Written exercise → Every record below should be printed exactly as given.

A block of data:
________
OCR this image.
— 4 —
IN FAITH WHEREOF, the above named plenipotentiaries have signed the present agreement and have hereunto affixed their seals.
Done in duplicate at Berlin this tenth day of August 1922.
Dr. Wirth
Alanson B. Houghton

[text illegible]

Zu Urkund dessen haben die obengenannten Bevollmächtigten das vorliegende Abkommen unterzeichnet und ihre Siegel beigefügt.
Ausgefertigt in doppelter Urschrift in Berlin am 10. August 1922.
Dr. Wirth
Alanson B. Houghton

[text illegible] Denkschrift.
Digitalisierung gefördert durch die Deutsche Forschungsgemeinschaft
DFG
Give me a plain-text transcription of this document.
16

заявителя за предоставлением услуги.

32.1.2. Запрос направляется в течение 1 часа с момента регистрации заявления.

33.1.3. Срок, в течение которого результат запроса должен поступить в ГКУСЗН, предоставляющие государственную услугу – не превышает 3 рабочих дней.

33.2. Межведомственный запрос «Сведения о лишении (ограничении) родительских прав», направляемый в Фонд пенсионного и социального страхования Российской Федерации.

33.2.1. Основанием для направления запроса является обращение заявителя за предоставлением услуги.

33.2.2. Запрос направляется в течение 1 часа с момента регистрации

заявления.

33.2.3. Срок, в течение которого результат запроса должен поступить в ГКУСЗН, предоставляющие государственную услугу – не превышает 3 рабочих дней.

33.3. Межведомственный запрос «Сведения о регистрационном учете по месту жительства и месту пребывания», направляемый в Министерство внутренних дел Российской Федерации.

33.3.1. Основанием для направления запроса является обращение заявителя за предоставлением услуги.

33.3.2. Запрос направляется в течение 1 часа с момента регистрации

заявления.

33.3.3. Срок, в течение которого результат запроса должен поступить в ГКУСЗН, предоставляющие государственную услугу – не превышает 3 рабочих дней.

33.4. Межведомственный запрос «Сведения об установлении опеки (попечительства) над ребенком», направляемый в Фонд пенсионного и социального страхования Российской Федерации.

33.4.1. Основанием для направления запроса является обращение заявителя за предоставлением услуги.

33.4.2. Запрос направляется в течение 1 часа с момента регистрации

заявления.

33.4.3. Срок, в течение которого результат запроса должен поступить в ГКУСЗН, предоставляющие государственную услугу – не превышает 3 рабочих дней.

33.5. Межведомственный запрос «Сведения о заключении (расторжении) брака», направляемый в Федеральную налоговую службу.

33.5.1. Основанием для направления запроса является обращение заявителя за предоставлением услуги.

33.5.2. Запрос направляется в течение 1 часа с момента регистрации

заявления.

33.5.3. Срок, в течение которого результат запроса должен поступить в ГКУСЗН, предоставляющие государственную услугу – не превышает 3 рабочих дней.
________
Response to the exercise →
OCR this image.
— 4 —
IN FAITH WHEREOF, the above named plenipotentiaries have signed the present agreement and have hereunto affixed their seals.
Done in duplicate at Berlin this tenth day of August 1922.
Dr. Wirth
Alanson B. Houghton

[text illegible]

Zu Urkund dessen haben die obengenannten Bevollmächtigten das vorliegende Abkommen unterzeichnet und ihre Siegel beigefügt.
Ausgefertigt in doppelter Urschrift in Berlin am 10. August 1922.
Dr. Wirth
Alanson B. Houghton

[text illegible] Denkschrift.
Digitalisierung gefördert durch die Deutsche Forschungsgemeinschaft
DFG
Give me a plain-text transcription of this document.
16

заявителя за предоставлением услуги.

32.1.2. Запрос направляется в течение 1 часа с момента регистрации заявления.

33.1.3. Срок, в течение которого результат запроса должен поступить в ГКУСЗН, предоставляющие государственную услугу – не превышает 3 рабочих дней.

33.2. Межведомственный запрос «Сведения о лишении (ограничении) родительских прав», направляемый в Фонд пенсионного и социального страхования Российской Федерации.

33.2.1. Основанием для направления запроса является обращение заявителя за предоставлением услуги.

33.2.2. Запрос направляется в течение 1 часа с момента регистрации

заявления.

33.2.3. Срок, в течение которого результат запроса должен поступить в ГКУСЗН, предоставляющие государственную услугу – не превышает 3 рабочих дней.

33.3. Межведомственный запрос «Сведения о регистрационном учете по месту жительства и месту пребывания», направляемый в Министерство внутренних дел Российской Федерации.

33.3.1. Основанием для направления запроса является обращение заявителя за предоставлением услуги.

33.3.2. Запрос направляется в течение 1 часа с момента регистрации

заявления.

33.3.3. Срок, в течение которого результат запроса должен поступить в ГКУСЗН, предоставляющие государственную услугу – не превышает 3 рабочих дней.

33.4. Межведомственный запрос «Сведения об установлении опеки (попечительства) над ребенком», направляемый в Фонд пенсионного и социального страхования Российской Федерации.

33.4.1. Основанием для направления запроса является обращение заявителя за предоставлением услуги.

33.4.2. Запрос направляется в течение 1 часа с момента регистрации

заявления.

33.4.3. Срок, в течение которого результат запроса должен поступить в ГКУСЗН, предоставляющие государственную услугу – не превышает 3 рабочих дней.

33.5. Межведомственный запрос «Сведения о заключении (расторжении) брака», направляемый в Федеральную налоговую службу.

33.5.1. Основанием для направления запроса является обращение заявителя за предоставлением услуги.

33.5.2. Запрос направляется в течение 1 часа с момента регистрации

заявления.

33.5.3. Срок, в течение которого результат запроса должен поступить в ГКУСЗН, предоставляющие государственную услугу – не превышает 3 рабочих дней.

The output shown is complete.